Exercise description.
Every record that follows must be duplicated exactly, with images left out.

****

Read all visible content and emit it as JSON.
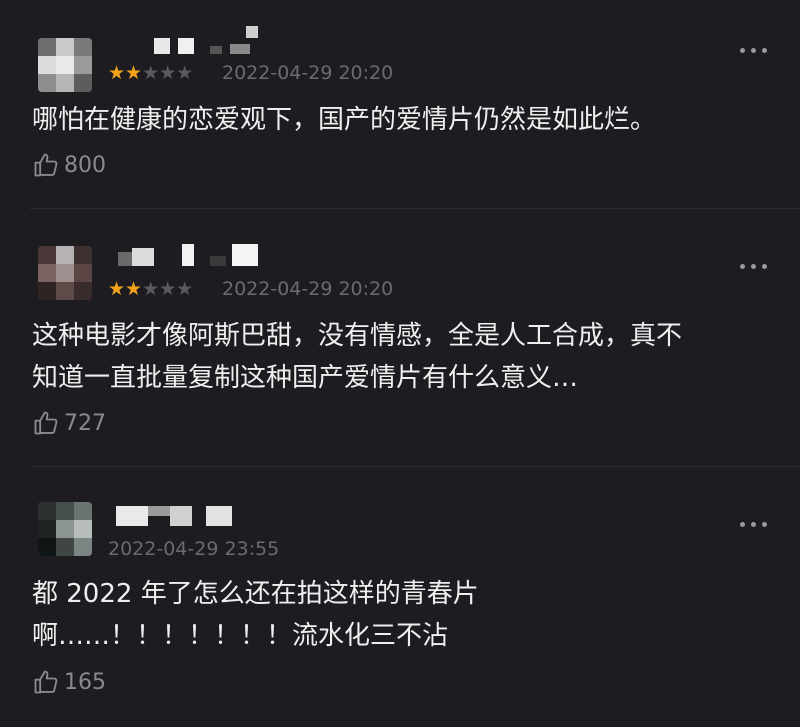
{
  "comments": [
    {
      "rating": 2,
      "stars_text": {
        "on": "★★",
        "off": "★★★"
      },
      "time": "2022-04-29 20:20",
      "text": "哪怕在健康的恋爱观下，国产的爱情片仍然是如此烂。",
      "likes": "800"
    },
    {
      "rating": 2,
      "stars_text": {
        "on": "★★",
        "off": "★★★"
      },
      "time": "2022-04-29 20:20",
      "text": "这种电影才像阿斯巴甜，没有情感，全是人工合成，真不\n知道一直批量复制这种国产爱情片有什么意义…",
      "likes": "727"
    },
    {
      "rating": null,
      "time": "2022-04-29 23:55",
      "text": "都 2022 年了怎么还在拍这样的青春片\n啊……！！！！！！！流水化三不沾",
      "likes": "165"
    }
  ],
  "icons": {
    "like": "thumbs-up-icon",
    "more": "more-dots-icon"
  },
  "colors": {
    "background": "#1d1c21",
    "star_on": "#f2a31b",
    "star_off": "#5a5960",
    "meta": "#6b6a72"
  }
}
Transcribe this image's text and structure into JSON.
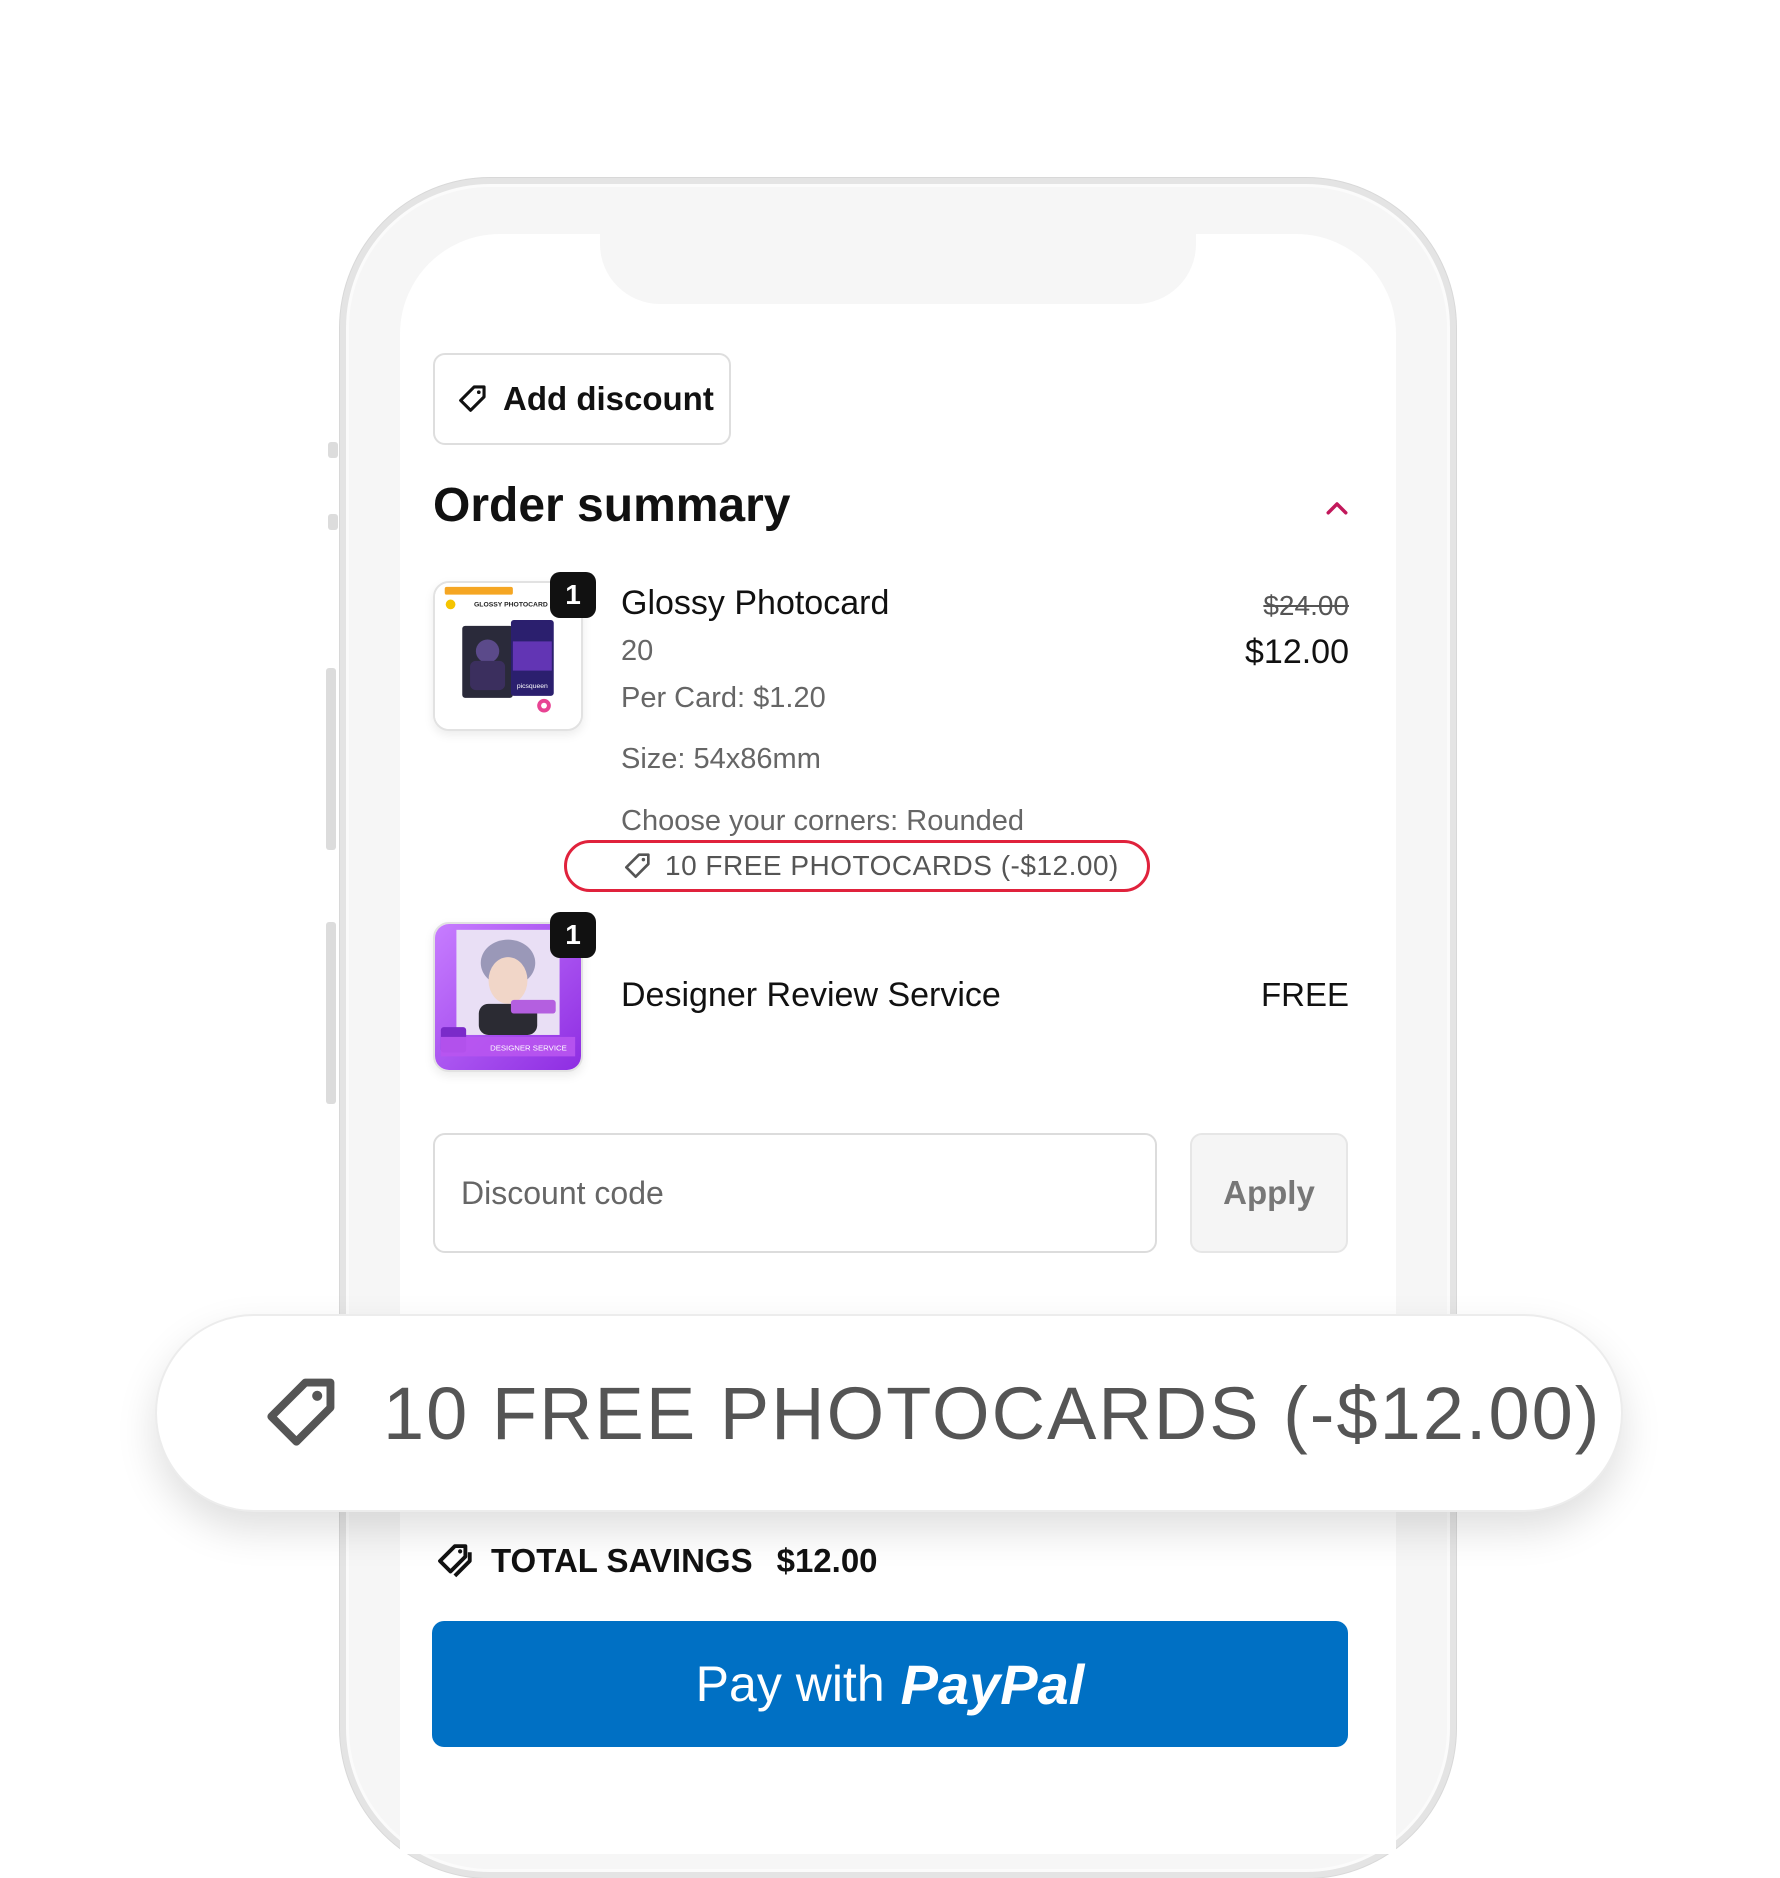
{
  "actions": {
    "add_discount_label": "Add discount"
  },
  "order_summary": {
    "title": "Order summary",
    "items": [
      {
        "thumb_texts": [
          "GLOSSY PHOTOCARD",
          "picsqueen"
        ],
        "quantity": "1",
        "name": "Glossy Photocard",
        "count": "20",
        "per_card": "Per Card: $1.20",
        "size": "Size: 54x86mm",
        "corners": "Choose your corners: Rounded",
        "discount_tag": "10 FREE PHOTOCARDS (-$12.00)",
        "price_original": "$24.00",
        "price_final": "$12.00"
      },
      {
        "thumb_texts": [
          "DESIGNER SERVICE"
        ],
        "quantity": "1",
        "name": "Designer Review Service",
        "price_final": "FREE"
      }
    ]
  },
  "discount_form": {
    "placeholder": "Discount code",
    "apply_label": "Apply"
  },
  "callout": {
    "text": "10 FREE PHOTOCARDS (-$12.00)"
  },
  "savings": {
    "label": "TOTAL SAVINGS",
    "amount": "$12.00"
  },
  "paypal": {
    "prefix": "Pay with",
    "brand": "PayPal",
    "color": "#0070c4"
  },
  "colors": {
    "highlight": "#e0223c",
    "chevron": "#c2185b"
  }
}
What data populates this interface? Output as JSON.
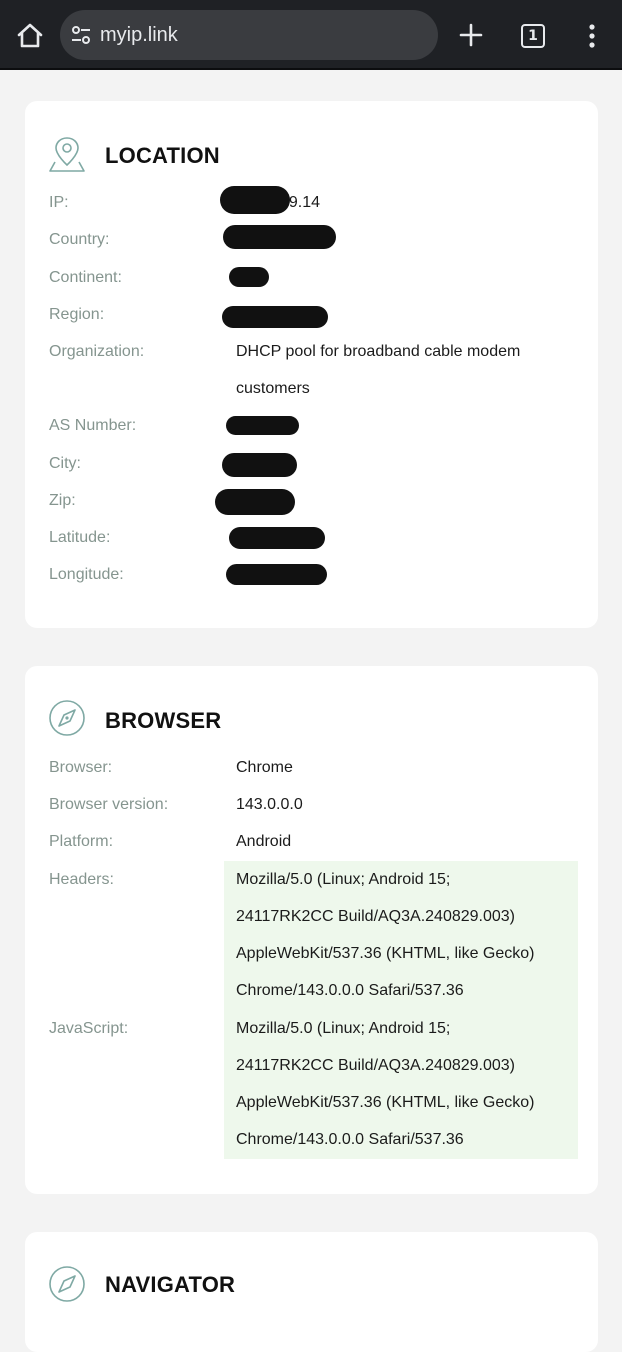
{
  "browser_ui": {
    "url": "myip.link",
    "tab_count": "1"
  },
  "location": {
    "title": "LOCATION",
    "rows": [
      {
        "label": "IP:",
        "value": "49.14"
      },
      {
        "label": "Country:",
        "value": ""
      },
      {
        "label": "Continent:",
        "value": ""
      },
      {
        "label": "Region:",
        "value": ""
      },
      {
        "label": "Organization:",
        "value_line1": "DHCP pool for broadband cable modem",
        "value_line2": "customers"
      },
      {
        "label": "AS Number:",
        "value": ""
      },
      {
        "label": "City:",
        "value": ""
      },
      {
        "label": "Zip:",
        "value": ""
      },
      {
        "label": "Latitude:",
        "value": ""
      },
      {
        "label": "Longitude:",
        "value": ""
      }
    ]
  },
  "browser": {
    "title": "BROWSER",
    "browser_label": "Browser:",
    "browser_value": "Chrome",
    "version_label": "Browser version:",
    "version_value": "143.0.0.0",
    "platform_label": "Platform:",
    "platform_value": "Android",
    "headers_label": "Headers:",
    "headers_lines": [
      "Mozilla/5.0 (Linux; Android 15;",
      "24117RK2CC Build/AQ3A.240829.003)",
      "AppleWebKit/537.36 (KHTML, like Gecko)",
      "Chrome/143.0.0.0 Safari/537.36"
    ],
    "js_label": "JavaScript:",
    "js_lines": [
      "Mozilla/5.0 (Linux; Android 15;",
      "24117RK2CC Build/AQ3A.240829.003)",
      "AppleWebKit/537.36 (KHTML, like Gecko)",
      "Chrome/143.0.0.0 Safari/537.36"
    ]
  },
  "navigator": {
    "title": "NAVIGATOR"
  }
}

****

Result for this exercise.
Read all visible content and emit it as JSON.
{
  "comments": [
    {
      "rating": 2,
      "stars_text": {
        "on": "★★",
        "off": "★★★"
      },
      "time": "2022-04-29 20:20",
      "text": "哪怕在健康的恋爱观下，国产的爱情片仍然是如此烂。",
      "likes": "800"
    },
    {
      "rating": 2,
      "stars_text": {
        "on": "★★",
        "off": "★★★"
      },
      "time": "2022-04-29 20:20",
      "text": "这种电影才像阿斯巴甜，没有情感，全是人工合成，真不\n知道一直批量复制这种国产爱情片有什么意义…",
      "likes": "727"
    },
    {
      "rating": null,
      "time": "2022-04-29 23:55",
      "text": "都 2022 年了怎么还在拍这样的青春片\n啊……！！！！！！！流水化三不沾",
      "likes": "165"
    }
  ],
  "icons": {
    "like": "thumbs-up-icon",
    "more": "more-dots-icon"
  },
  "colors": {
    "background": "#1d1c21",
    "star_on": "#f2a31b",
    "star_off": "#5a5960",
    "meta": "#6b6a72"
  }
}
Transcribe this image's text and structure into JSON.
{
  "actions": {
    "add_discount_label": "Add discount"
  },
  "order_summary": {
    "title": "Order summary",
    "items": [
      {
        "thumb_texts": [
          "GLOSSY PHOTOCARD",
          "picsqueen"
        ],
        "quantity": "1",
        "name": "Glossy Photocard",
        "count": "20",
        "per_card": "Per Card: $1.20",
        "size": "Size: 54x86mm",
        "corners": "Choose your corners: Rounded",
        "discount_tag": "10 FREE PHOTOCARDS (-$12.00)",
        "price_original": "$24.00",
        "price_final": "$12.00"
      },
      {
        "thumb_texts": [
          "DESIGNER SERVICE"
        ],
        "quantity": "1",
        "name": "Designer Review Service",
        "price_final": "FREE"
      }
    ]
  },
  "discount_form": {
    "placeholder": "Discount code",
    "apply_label": "Apply"
  },
  "callout": {
    "text": "10 FREE PHOTOCARDS (-$12.00)"
  },
  "savings": {
    "label": "TOTAL SAVINGS",
    "amount": "$12.00"
  },
  "paypal": {
    "prefix": "Pay with",
    "brand": "PayPal",
    "color": "#0070c4"
  },
  "colors": {
    "highlight": "#e0223c",
    "chevron": "#c2185b"
  }
}
What data populates this interface? Output as JSON.
{
  "browser_ui": {
    "url": "myip.link",
    "tab_count": "1"
  },
  "location": {
    "title": "LOCATION",
    "rows": [
      {
        "label": "IP:",
        "value": "49.14"
      },
      {
        "label": "Country:",
        "value": ""
      },
      {
        "label": "Continent:",
        "value": ""
      },
      {
        "label": "Region:",
        "value": ""
      },
      {
        "label": "Organization:",
        "value_line1": "DHCP pool for broadband cable modem",
        "value_line2": "customers"
      },
      {
        "label": "AS Number:",
        "value": ""
      },
      {
        "label": "City:",
        "value": ""
      },
      {
        "label": "Zip:",
        "value": ""
      },
      {
        "label": "Latitude:",
        "value": ""
      },
      {
        "label": "Longitude:",
        "value": ""
      }
    ]
  },
  "browser": {
    "title": "BROWSER",
    "browser_label": "Browser:",
    "browser_value": "Chrome",
    "version_label": "Browser version:",
    "version_value": "143.0.0.0",
    "platform_label": "Platform:",
    "platform_value": "Android",
    "headers_label": "Headers:",
    "headers_lines": [
      "Mozilla/5.0 (Linux; Android 15;",
      "24117RK2CC Build/AQ3A.240829.003)",
      "AppleWebKit/537.36 (KHTML, like Gecko)",
      "Chrome/143.0.0.0 Safari/537.36"
    ],
    "js_label": "JavaScript:",
    "js_lines": [
      "Mozilla/5.0 (Linux; Android 15;",
      "24117RK2CC Build/AQ3A.240829.003)",
      "AppleWebKit/537.36 (KHTML, like Gecko)",
      "Chrome/143.0.0.0 Safari/537.36"
    ]
  },
  "navigator": {
    "title": "NAVIGATOR"
  }
}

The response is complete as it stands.